▸ **Goal**: Return all of the entries exactly as written.

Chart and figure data
┄┄┄┄┄┄

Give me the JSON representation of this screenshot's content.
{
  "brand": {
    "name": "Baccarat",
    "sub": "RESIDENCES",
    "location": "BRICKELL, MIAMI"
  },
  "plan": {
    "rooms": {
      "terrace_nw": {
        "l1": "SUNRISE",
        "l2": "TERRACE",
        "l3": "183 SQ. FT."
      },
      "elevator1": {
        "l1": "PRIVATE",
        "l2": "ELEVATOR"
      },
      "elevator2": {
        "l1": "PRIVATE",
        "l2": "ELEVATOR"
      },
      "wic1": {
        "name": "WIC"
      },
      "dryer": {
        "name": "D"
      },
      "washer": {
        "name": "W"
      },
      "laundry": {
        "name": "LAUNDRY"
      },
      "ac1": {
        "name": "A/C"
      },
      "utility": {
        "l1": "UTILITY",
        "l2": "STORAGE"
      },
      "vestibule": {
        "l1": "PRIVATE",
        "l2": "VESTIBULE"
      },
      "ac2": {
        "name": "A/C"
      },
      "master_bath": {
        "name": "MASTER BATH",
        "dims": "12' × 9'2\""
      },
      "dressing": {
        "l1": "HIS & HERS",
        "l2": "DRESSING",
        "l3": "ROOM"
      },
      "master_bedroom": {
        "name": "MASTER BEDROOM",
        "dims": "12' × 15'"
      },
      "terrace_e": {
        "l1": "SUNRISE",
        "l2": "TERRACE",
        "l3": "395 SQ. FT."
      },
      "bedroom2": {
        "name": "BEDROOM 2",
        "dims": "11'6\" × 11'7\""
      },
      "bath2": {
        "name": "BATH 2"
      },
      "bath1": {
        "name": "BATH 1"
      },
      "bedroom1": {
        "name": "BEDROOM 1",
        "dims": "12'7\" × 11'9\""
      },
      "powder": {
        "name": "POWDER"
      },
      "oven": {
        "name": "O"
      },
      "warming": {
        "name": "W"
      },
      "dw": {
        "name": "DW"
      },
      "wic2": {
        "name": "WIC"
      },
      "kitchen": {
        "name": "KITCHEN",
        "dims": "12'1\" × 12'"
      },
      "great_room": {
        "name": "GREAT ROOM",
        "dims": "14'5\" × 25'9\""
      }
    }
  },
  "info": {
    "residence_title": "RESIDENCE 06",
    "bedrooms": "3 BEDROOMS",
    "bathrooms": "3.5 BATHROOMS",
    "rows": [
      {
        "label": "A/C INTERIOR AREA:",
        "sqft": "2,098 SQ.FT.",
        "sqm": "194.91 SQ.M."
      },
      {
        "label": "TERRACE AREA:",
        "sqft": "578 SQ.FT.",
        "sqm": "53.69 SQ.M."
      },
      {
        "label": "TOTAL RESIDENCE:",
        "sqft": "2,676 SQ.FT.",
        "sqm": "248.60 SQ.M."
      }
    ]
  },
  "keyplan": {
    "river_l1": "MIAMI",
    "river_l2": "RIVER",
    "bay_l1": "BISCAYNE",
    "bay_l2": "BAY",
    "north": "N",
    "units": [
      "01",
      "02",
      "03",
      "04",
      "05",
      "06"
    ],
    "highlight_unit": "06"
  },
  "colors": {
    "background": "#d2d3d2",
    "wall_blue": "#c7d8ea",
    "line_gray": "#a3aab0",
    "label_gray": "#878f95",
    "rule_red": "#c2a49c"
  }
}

┄┄┄┄┄┄

▸ **Problem solution**:
Give me the JSON representation of this screenshot's content.
{
  "brand": {
    "name": "Baccarat",
    "sub": "RESIDENCES",
    "location": "BRICKELL, MIAMI"
  },
  "plan": {
    "rooms": {
      "terrace_nw": {
        "l1": "SUNRISE",
        "l2": "TERRACE",
        "l3": "183 SQ. FT."
      },
      "elevator1": {
        "l1": "PRIVATE",
        "l2": "ELEVATOR"
      },
      "elevator2": {
        "l1": "PRIVATE",
        "l2": "ELEVATOR"
      },
      "wic1": {
        "name": "WIC"
      },
      "dryer": {
        "name": "D"
      },
      "washer": {
        "name": "W"
      },
      "laundry": {
        "name": "LAUNDRY"
      },
      "ac1": {
        "name": "A/C"
      },
      "utility": {
        "l1": "UTILITY",
        "l2": "STORAGE"
      },
      "vestibule": {
        "l1": "PRIVATE",
        "l2": "VESTIBULE"
      },
      "ac2": {
        "name": "A/C"
      },
      "master_bath": {
        "name": "MASTER BATH",
        "dims": "12' × 9'2\""
      },
      "dressing": {
        "l1": "HIS & HERS",
        "l2": "DRESSING",
        "l3": "ROOM"
      },
      "master_bedroom": {
        "name": "MASTER BEDROOM",
        "dims": "12' × 15'"
      },
      "terrace_e": {
        "l1": "SUNRISE",
        "l2": "TERRACE",
        "l3": "395 SQ. FT."
      },
      "bedroom2": {
        "name": "BEDROOM 2",
        "dims": "11'6\" × 11'7\""
      },
      "bath2": {
        "name": "BATH 2"
      },
      "bath1": {
        "name": "BATH 1"
      },
      "bedroom1": {
        "name": "BEDROOM 1",
        "dims": "12'7\" × 11'9\""
      },
      "powder": {
        "name": "POWDER"
      },
      "oven": {
        "name": "O"
      },
      "warming": {
        "name": "W"
      },
      "dw": {
        "name": "DW"
      },
      "wic2": {
        "name": "WIC"
      },
      "kitchen": {
        "name": "KITCHEN",
        "dims": "12'1\" × 12'"
      },
      "great_room": {
        "name": "GREAT ROOM",
        "dims": "14'5\" × 25'9\""
      }
    }
  },
  "info": {
    "residence_title": "RESIDENCE 06",
    "bedrooms": "3 BEDROOMS",
    "bathrooms": "3.5 BATHROOMS",
    "rows": [
      {
        "label": "A/C INTERIOR AREA:",
        "sqft": "2,098 SQ.FT.",
        "sqm": "194.91 SQ.M."
      },
      {
        "label": "TERRACE AREA:",
        "sqft": "578 SQ.FT.",
        "sqm": "53.69 SQ.M."
      },
      {
        "label": "TOTAL RESIDENCE:",
        "sqft": "2,676 SQ.FT.",
        "sqm": "248.60 SQ.M."
      }
    ]
  },
  "keyplan": {
    "river_l1": "MIAMI",
    "river_l2": "RIVER",
    "bay_l1": "BISCAYNE",
    "bay_l2": "BAY",
    "north": "N",
    "units": [
      "01",
      "02",
      "03",
      "04",
      "05",
      "06"
    ],
    "highlight_unit": "06"
  },
  "colors": {
    "background": "#d2d3d2",
    "wall_blue": "#c7d8ea",
    "line_gray": "#a3aab0",
    "label_gray": "#878f95",
    "rule_red": "#c2a49c"
  }
}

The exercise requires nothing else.